* _Work required_:
Return each line of the records holding the string "cold".

--- Supplied records ---

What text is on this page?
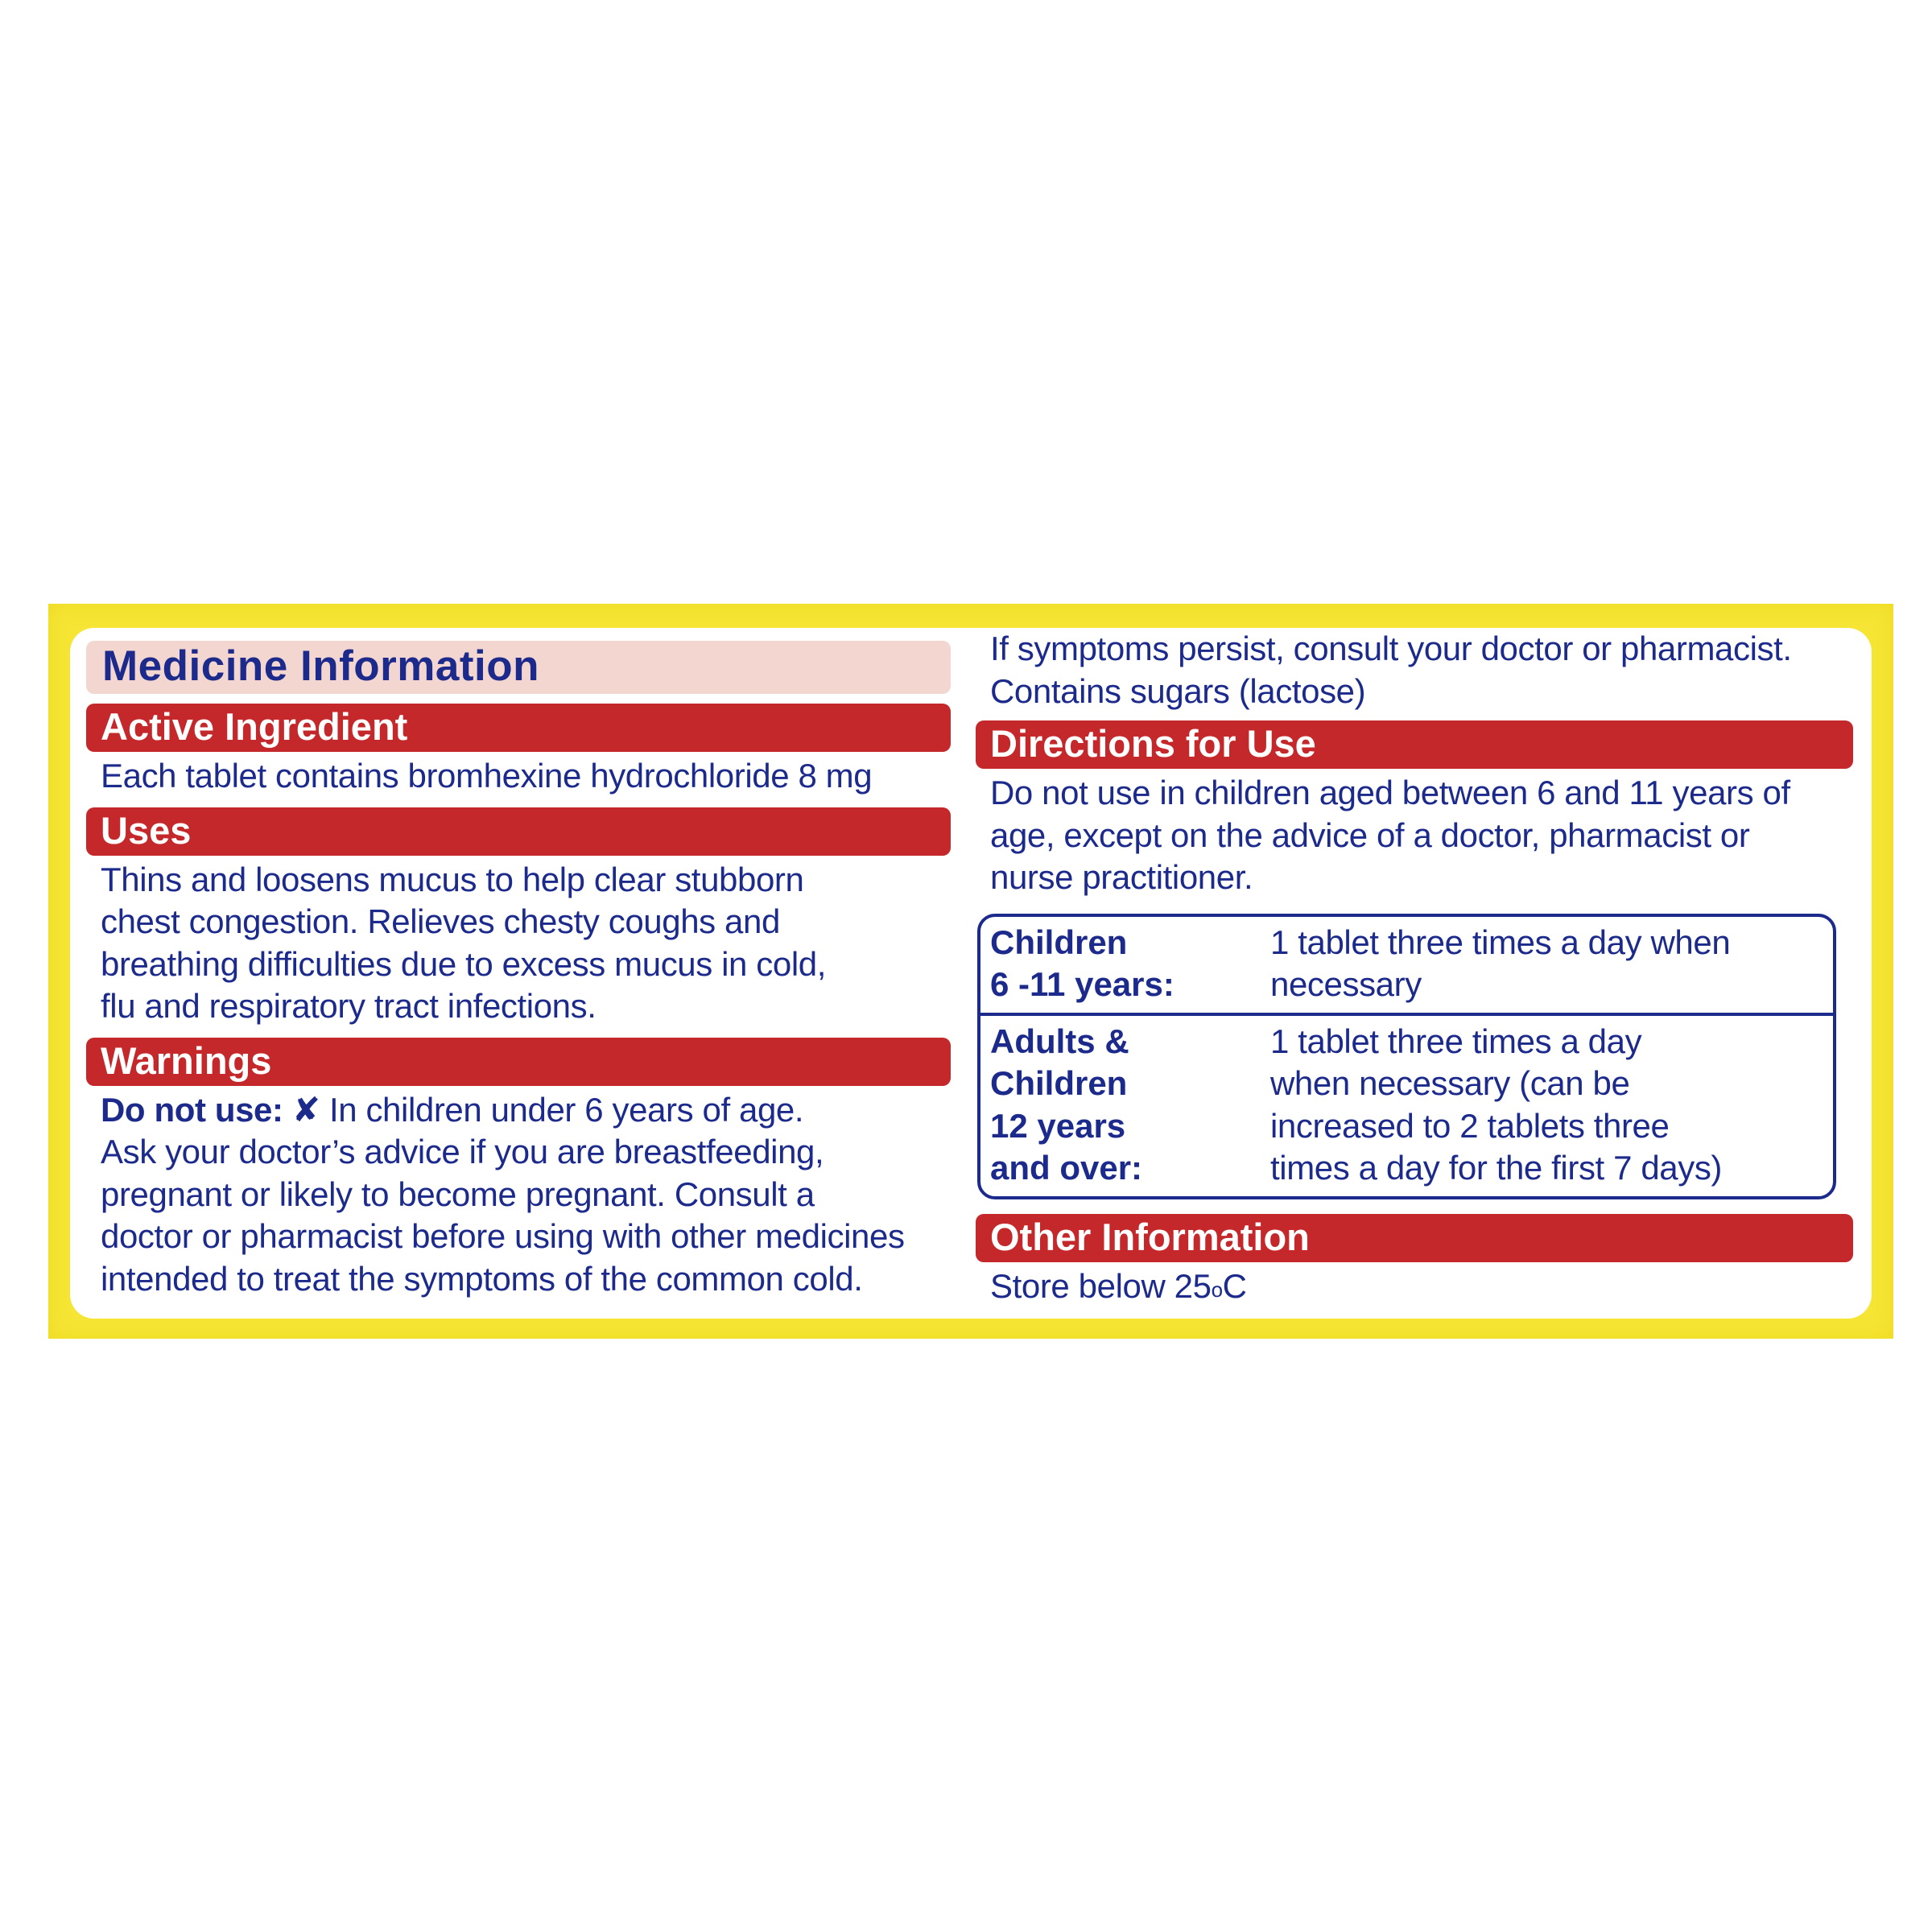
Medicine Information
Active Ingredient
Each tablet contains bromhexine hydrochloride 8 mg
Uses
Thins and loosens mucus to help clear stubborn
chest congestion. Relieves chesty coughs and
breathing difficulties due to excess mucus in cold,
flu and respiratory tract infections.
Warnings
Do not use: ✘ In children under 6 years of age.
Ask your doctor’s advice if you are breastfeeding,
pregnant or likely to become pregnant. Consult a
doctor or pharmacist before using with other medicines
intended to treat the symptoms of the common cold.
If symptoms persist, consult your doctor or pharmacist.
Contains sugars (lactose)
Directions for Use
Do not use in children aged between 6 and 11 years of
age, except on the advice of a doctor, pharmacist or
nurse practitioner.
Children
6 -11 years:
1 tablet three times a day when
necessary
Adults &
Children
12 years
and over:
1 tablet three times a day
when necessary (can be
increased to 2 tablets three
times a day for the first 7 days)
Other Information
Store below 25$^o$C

---

* _Reply to the task_:
breathing difficulties due to excess mucus in cold,
intended to treat the symptoms of the common cold.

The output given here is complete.